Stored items
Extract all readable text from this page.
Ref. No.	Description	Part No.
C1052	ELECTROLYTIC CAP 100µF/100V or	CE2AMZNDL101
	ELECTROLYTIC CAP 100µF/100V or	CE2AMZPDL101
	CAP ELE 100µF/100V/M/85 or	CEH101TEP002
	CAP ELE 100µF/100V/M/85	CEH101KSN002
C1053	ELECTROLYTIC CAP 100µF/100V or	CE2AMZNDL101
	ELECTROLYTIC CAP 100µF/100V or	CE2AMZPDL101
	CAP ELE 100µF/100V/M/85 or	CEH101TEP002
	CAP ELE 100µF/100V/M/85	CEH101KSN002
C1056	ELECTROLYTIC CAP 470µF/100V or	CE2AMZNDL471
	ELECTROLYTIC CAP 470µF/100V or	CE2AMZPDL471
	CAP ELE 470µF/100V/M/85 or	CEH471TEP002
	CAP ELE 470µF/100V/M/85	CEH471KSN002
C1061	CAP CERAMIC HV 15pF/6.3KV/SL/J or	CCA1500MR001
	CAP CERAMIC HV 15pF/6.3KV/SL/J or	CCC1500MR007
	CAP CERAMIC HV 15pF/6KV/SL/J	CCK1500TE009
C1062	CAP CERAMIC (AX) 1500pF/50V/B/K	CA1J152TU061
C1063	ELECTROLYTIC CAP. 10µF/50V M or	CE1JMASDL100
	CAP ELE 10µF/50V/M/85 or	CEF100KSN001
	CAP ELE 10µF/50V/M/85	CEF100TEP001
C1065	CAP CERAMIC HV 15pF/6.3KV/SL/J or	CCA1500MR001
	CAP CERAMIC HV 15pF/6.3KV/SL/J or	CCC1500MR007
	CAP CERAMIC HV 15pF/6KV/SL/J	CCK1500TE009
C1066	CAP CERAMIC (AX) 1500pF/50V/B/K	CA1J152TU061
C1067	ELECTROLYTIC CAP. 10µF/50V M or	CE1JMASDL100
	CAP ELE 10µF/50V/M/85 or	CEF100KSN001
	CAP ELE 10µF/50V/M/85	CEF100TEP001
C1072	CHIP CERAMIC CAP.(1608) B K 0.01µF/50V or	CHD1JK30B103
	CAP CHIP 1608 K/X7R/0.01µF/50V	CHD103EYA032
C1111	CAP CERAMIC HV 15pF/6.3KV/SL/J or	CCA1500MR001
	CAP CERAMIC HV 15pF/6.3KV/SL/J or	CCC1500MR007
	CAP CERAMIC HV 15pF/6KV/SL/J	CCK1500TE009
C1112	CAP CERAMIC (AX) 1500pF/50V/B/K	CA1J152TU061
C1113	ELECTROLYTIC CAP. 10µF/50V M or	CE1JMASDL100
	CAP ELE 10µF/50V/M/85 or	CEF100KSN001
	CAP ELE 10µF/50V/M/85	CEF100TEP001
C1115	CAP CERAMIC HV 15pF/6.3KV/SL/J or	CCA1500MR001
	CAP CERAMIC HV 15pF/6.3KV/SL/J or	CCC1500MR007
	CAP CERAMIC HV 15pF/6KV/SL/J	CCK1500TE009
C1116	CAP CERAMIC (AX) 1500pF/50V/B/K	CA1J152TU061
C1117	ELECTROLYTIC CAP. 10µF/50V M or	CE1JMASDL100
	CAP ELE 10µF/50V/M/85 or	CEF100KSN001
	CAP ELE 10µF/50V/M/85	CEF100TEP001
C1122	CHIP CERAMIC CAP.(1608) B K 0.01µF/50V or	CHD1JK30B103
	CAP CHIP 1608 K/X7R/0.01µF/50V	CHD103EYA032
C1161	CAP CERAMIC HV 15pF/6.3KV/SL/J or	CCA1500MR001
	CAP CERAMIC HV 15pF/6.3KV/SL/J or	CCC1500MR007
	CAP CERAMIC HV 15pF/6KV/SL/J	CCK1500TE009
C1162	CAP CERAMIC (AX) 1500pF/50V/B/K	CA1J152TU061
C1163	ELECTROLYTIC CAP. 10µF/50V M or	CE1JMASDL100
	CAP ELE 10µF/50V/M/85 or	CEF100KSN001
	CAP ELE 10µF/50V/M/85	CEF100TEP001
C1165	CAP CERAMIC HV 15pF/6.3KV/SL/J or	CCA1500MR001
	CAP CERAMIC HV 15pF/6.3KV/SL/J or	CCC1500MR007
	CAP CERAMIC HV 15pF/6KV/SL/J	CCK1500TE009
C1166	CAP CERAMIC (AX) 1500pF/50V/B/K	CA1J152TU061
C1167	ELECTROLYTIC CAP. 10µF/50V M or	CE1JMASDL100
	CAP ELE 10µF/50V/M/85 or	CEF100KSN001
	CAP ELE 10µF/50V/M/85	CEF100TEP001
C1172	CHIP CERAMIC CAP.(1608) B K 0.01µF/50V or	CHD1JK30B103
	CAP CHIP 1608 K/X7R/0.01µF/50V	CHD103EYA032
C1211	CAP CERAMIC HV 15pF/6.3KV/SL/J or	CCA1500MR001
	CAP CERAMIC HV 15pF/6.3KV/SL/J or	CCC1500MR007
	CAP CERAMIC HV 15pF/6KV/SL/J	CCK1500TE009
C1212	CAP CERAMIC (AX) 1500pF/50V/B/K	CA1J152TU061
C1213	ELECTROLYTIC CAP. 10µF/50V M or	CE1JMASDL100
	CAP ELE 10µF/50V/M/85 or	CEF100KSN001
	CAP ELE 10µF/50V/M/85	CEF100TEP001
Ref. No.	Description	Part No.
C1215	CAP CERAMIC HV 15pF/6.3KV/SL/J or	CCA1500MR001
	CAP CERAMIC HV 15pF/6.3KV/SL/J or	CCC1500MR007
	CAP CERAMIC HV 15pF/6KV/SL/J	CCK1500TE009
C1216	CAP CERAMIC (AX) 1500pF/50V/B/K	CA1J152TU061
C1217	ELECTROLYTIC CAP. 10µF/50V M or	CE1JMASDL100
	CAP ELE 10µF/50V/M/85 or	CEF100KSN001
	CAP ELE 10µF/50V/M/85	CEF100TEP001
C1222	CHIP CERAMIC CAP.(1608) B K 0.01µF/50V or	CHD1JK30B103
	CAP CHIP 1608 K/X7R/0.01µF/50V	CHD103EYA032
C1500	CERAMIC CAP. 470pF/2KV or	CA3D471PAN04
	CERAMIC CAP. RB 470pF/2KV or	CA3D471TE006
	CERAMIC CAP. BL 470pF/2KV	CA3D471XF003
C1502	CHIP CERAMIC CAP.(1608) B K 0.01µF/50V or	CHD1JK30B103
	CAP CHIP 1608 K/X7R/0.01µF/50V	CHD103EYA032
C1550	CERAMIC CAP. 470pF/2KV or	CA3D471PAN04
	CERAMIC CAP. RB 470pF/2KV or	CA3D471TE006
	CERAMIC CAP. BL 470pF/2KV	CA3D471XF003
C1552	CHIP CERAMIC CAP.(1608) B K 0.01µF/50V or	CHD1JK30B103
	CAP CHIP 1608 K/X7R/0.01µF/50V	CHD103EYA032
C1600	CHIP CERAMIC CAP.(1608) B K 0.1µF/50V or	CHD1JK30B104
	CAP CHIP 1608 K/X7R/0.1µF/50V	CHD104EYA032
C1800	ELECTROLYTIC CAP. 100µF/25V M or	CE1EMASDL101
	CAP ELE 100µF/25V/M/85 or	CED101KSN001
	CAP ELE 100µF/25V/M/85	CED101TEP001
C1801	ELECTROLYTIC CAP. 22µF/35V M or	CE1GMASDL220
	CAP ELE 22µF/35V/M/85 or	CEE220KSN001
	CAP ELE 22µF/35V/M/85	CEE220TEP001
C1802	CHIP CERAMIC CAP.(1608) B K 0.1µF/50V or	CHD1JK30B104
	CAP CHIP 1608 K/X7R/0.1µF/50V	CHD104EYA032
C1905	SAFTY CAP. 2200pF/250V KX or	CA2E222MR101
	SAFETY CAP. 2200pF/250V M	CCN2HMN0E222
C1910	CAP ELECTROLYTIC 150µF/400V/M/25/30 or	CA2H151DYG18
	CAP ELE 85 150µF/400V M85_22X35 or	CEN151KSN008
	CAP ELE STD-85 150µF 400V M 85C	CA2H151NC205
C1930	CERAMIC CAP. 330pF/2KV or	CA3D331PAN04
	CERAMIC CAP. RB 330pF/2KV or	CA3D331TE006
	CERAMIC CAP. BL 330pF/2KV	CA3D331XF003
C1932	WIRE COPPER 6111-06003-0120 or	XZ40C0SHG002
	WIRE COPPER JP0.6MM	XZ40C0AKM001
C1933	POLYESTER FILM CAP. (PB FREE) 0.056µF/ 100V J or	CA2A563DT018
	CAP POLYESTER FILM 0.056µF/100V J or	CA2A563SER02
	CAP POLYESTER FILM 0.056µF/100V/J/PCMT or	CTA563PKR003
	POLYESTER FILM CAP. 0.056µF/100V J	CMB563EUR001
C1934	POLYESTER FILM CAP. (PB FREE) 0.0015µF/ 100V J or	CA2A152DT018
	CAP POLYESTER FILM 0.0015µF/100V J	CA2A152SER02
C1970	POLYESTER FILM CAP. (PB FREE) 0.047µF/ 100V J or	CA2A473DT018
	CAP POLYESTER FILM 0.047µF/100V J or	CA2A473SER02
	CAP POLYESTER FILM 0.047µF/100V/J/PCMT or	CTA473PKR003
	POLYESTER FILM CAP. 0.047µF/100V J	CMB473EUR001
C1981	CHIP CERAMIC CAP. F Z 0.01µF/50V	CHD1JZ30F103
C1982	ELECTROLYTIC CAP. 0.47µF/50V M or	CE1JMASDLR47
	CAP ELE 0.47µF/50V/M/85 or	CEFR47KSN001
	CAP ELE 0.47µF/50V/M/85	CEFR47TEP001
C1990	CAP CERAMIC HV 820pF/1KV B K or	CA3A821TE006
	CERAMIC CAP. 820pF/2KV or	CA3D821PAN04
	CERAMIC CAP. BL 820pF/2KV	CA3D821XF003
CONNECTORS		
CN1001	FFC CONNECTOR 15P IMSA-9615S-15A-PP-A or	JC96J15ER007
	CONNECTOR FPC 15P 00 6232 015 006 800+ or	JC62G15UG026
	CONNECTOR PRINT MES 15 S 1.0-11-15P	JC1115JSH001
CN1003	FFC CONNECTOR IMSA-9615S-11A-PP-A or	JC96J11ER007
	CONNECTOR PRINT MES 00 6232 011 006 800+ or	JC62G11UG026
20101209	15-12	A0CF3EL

• [Directions for this task]:
Copy out each line of the material that holds the word "FREE".

• [The result]:
C1933	POLYESTER FILM CAP. (PB FREE) 0.056µF/ 100V J or	CA2A563DT018
C1934	POLYESTER FILM CAP. (PB FREE) 0.0015µF/ 100V J or	CA2A152DT018
C1970	POLYESTER FILM CAP. (PB FREE) 0.047µF/ 100V J or	CA2A473DT018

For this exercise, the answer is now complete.